* _Extracted entries_:
* * * * * * *
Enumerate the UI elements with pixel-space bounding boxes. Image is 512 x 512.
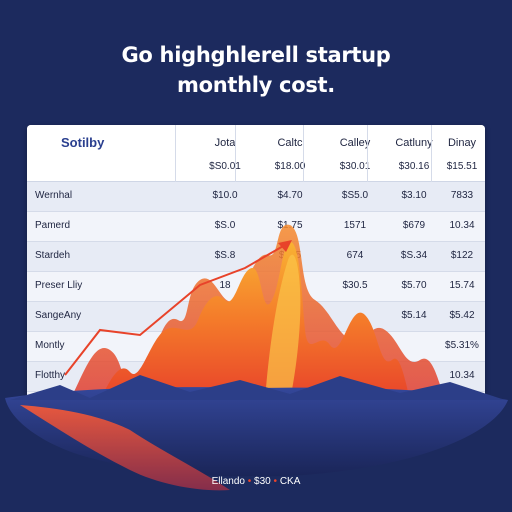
floating-island bbox=[5, 387, 508, 477]
row-label: Montly bbox=[35, 340, 65, 351]
brand-logo: Sotilby bbox=[61, 135, 105, 150]
table-cell: 18 bbox=[219, 280, 231, 291]
row-label: Wernhal bbox=[35, 190, 73, 201]
column-header-5: Dinay bbox=[447, 137, 477, 149]
table-row: Flotthy 10.34 bbox=[27, 362, 485, 392]
table-cell: $122 bbox=[450, 250, 474, 261]
table-cell: $30.5 bbox=[342, 280, 368, 291]
table-cell: $S.0 bbox=[214, 220, 236, 231]
column-header-1: Jota bbox=[214, 137, 236, 149]
table-body: Wernhal $10.0 $4.70 $S5.0 $3.10 7833 Pamerd $S.… bbox=[27, 182, 485, 400]
separator-dot: • bbox=[273, 476, 278, 487]
table-cell: 10.34 bbox=[449, 370, 475, 381]
cost-table-card: Sotilby Jota Caltc Calley Catluny Dinay … bbox=[27, 125, 485, 400]
table-row: Preser Lliy 18 $5.7 $30.5 $5.70 15.74 bbox=[27, 272, 485, 302]
footer-text-right: CKA bbox=[279, 476, 301, 487]
table-cell: 15.74 bbox=[449, 280, 475, 291]
title-line-1: Go highghlerell startup bbox=[121, 43, 391, 67]
table-cell: $S.34 bbox=[400, 250, 428, 261]
table-row: Montly $5.31% bbox=[27, 332, 485, 362]
table-row: Stardeh $S.8 $575 674 $S.34 $122 bbox=[27, 242, 485, 272]
row-label: Pamerd bbox=[35, 220, 71, 231]
table-cell: 7833 bbox=[450, 190, 474, 201]
poster-title: Go highghlerell startup monthly cost. bbox=[0, 40, 512, 100]
table-cell: $3.10 bbox=[401, 190, 427, 201]
table-cell: $5.7 bbox=[280, 280, 300, 291]
table-cell: $5.70 bbox=[401, 280, 427, 291]
separator-dot: • bbox=[247, 476, 252, 487]
column-total-3: $30.01 bbox=[339, 161, 371, 172]
table-cell: 674 bbox=[346, 250, 364, 261]
table-cell: 10.34 bbox=[449, 220, 475, 231]
column-total-2: $18.00 bbox=[274, 161, 306, 172]
table-cell: $5.42 bbox=[449, 310, 475, 321]
title-line-2: monthly cost. bbox=[177, 73, 335, 97]
column-header-3: Calley bbox=[339, 137, 371, 149]
table-cell: 1571 bbox=[343, 220, 367, 231]
column-total-1: $S0.01 bbox=[209, 161, 241, 172]
table-row: Pamerd $S.0 $1.75 1571 $679 10.34 bbox=[27, 212, 485, 242]
column-header-4: Catluny bbox=[395, 137, 433, 149]
column-total-5: $15.51 bbox=[446, 161, 478, 172]
column-header-2: Caltc bbox=[277, 137, 303, 149]
table-cell: $4.70 bbox=[277, 190, 303, 201]
table-cell: $1.75 bbox=[277, 220, 303, 231]
table-cell: $5.14 bbox=[401, 310, 427, 321]
row-label: Preser Lliy bbox=[35, 280, 83, 291]
footer-caption: Ellando • $30 • CKA bbox=[0, 476, 512, 487]
table-cell: $S.8 bbox=[214, 250, 236, 261]
footer-text-left: Ellando bbox=[211, 476, 245, 487]
table-cell: $10.0 bbox=[212, 190, 238, 201]
table-cell: $5.31% bbox=[445, 340, 479, 351]
row-label: SangeAny bbox=[35, 310, 82, 321]
table-cell: $575 bbox=[278, 250, 302, 261]
table-cell: $S5.0 bbox=[341, 190, 369, 201]
row-label: Flotthy bbox=[35, 370, 66, 381]
table-row: Wernhal $10.0 $4.70 $S5.0 $3.10 7833 bbox=[27, 182, 485, 212]
row-label: Stardeh bbox=[35, 250, 71, 261]
table-row: Preamp$3.74 bbox=[27, 392, 485, 400]
table-row: SangeAny 33 $5.14 $5.42 bbox=[27, 302, 485, 332]
column-total-4: $30.16 bbox=[398, 161, 430, 172]
table-cell: 33 bbox=[219, 310, 231, 321]
footer-text-middle: $30 bbox=[254, 476, 271, 487]
table-cell: $679 bbox=[402, 220, 426, 231]
table-header: Sotilby Jota Caltc Calley Catluny Dinay … bbox=[27, 125, 485, 182]
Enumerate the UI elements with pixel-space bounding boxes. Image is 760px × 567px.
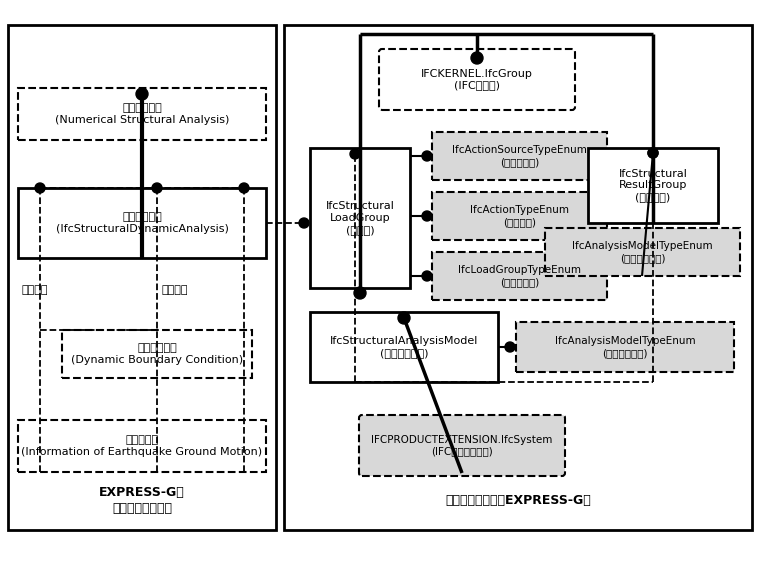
Bar: [588, 148, 718, 223]
Text: 地震动信息
(Information of Earthquake Ground Motion): 地震动信息 (Information of Earthquake Ground …: [21, 435, 262, 457]
Text: IfcStructural
ResultGroup
(分析结果): IfcStructural ResultGroup (分析结果): [619, 169, 688, 202]
Circle shape: [354, 287, 366, 299]
Text: EXPRESS-G图: EXPRESS-G图: [99, 485, 185, 498]
Text: IfcStructural
LoadGroup
(荷载群): IfcStructural LoadGroup (荷载群): [325, 201, 394, 235]
Text: IfcActionSourceTypeEnum
(作用源类型): IfcActionSourceTypeEnum (作用源类型): [452, 145, 587, 167]
Text: IFCPRODUCTEXTENSION.IfcSystem
(IFC产品扩展机制): IFCPRODUCTEXTENSION.IfcSystem (IFC产品扩展机制…: [372, 435, 553, 456]
Text: 既有结构分析模型EXPRESS-G图: 既有结构分析模型EXPRESS-G图: [445, 493, 591, 506]
Bar: [18, 188, 266, 258]
Bar: [516, 322, 734, 372]
Circle shape: [422, 151, 432, 161]
Text: 信息输入: 信息输入: [162, 285, 188, 295]
FancyBboxPatch shape: [359, 415, 565, 476]
Circle shape: [299, 218, 309, 228]
Circle shape: [398, 312, 410, 324]
Bar: [432, 132, 607, 180]
Text: IfcStructuralAnalysisModel
(结构分析模型): IfcStructuralAnalysisModel (结构分析模型): [330, 336, 478, 358]
Text: 动力边界条件
(Dynamic Boundary Condition): 动力边界条件 (Dynamic Boundary Condition): [71, 343, 243, 365]
FancyBboxPatch shape: [379, 49, 575, 110]
Text: IfcAnalysisModelTypeEnum
(分析模型类型): IfcAnalysisModelTypeEnum (分析模型类型): [572, 241, 713, 263]
Bar: [284, 25, 752, 530]
Text: IfcLoadGroupTypeEnum
(荷载群类型): IfcLoadGroupTypeEnum (荷载群类型): [458, 265, 581, 287]
Text: 动力分析扩展信息: 动力分析扩展信息: [112, 501, 172, 514]
Circle shape: [648, 148, 658, 158]
Bar: [545, 228, 740, 276]
Circle shape: [505, 342, 515, 352]
Bar: [8, 25, 276, 530]
Circle shape: [152, 183, 162, 193]
Text: IfcAnalysisModelTypeEnum
(分析模型类型): IfcAnalysisModelTypeEnum (分析模型类型): [555, 336, 695, 358]
Circle shape: [35, 183, 45, 193]
Circle shape: [422, 211, 432, 221]
Circle shape: [471, 52, 483, 64]
Circle shape: [239, 183, 249, 193]
Bar: [310, 148, 410, 288]
Circle shape: [422, 271, 432, 281]
Bar: [310, 312, 498, 382]
Circle shape: [350, 149, 360, 159]
Text: IfcActionTypeEnum
(作用类型): IfcActionTypeEnum (作用类型): [470, 205, 569, 227]
Text: IFCKERNEL.IfcGroup
(IFC核心层): IFCKERNEL.IfcGroup (IFC核心层): [421, 69, 533, 90]
Circle shape: [136, 88, 148, 100]
Text: 数值分析方法
(Numerical Structural Analysis): 数值分析方法 (Numerical Structural Analysis): [55, 103, 230, 125]
Bar: [18, 420, 266, 472]
Text: 结构动力分析
(IfcStructuralDynamicAnalysis): 结构动力分析 (IfcStructuralDynamicAnalysis): [55, 212, 229, 234]
Circle shape: [648, 148, 658, 158]
Bar: [432, 252, 607, 300]
Text: 信息输入: 信息输入: [22, 285, 49, 295]
Bar: [18, 88, 266, 140]
Bar: [432, 192, 607, 240]
Bar: [62, 330, 252, 378]
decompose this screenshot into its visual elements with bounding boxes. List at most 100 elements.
* * * * * * *
* _Written instruction_:
Convert part of the material into a numbered list, leaving out blank lines. Begin at the line that contains "floating-island bbox=[5, 387, 508, 477]" and stop after the line that contains "table-cell: $30.5 bbox=[342, 280, 368, 291]", keeping both of those lines.

* _Output for this exercise_:
1. floating-island bbox=[5, 387, 508, 477]
2. row-label: Montly bbox=[35, 340, 65, 351]
3. brand-logo: Sotilby bbox=[61, 135, 105, 150]
4. table-cell: 18 bbox=[219, 280, 231, 291]
5. row-label: Wernhal bbox=[35, 190, 73, 201]
6. column-header-5: Dinay bbox=[447, 137, 477, 149]
7. table-row: Flotthy 10.34 bbox=[27, 362, 485, 392]
8. table-cell: $122 bbox=[450, 250, 474, 261]
9. table-cell: $30.5 bbox=[342, 280, 368, 291]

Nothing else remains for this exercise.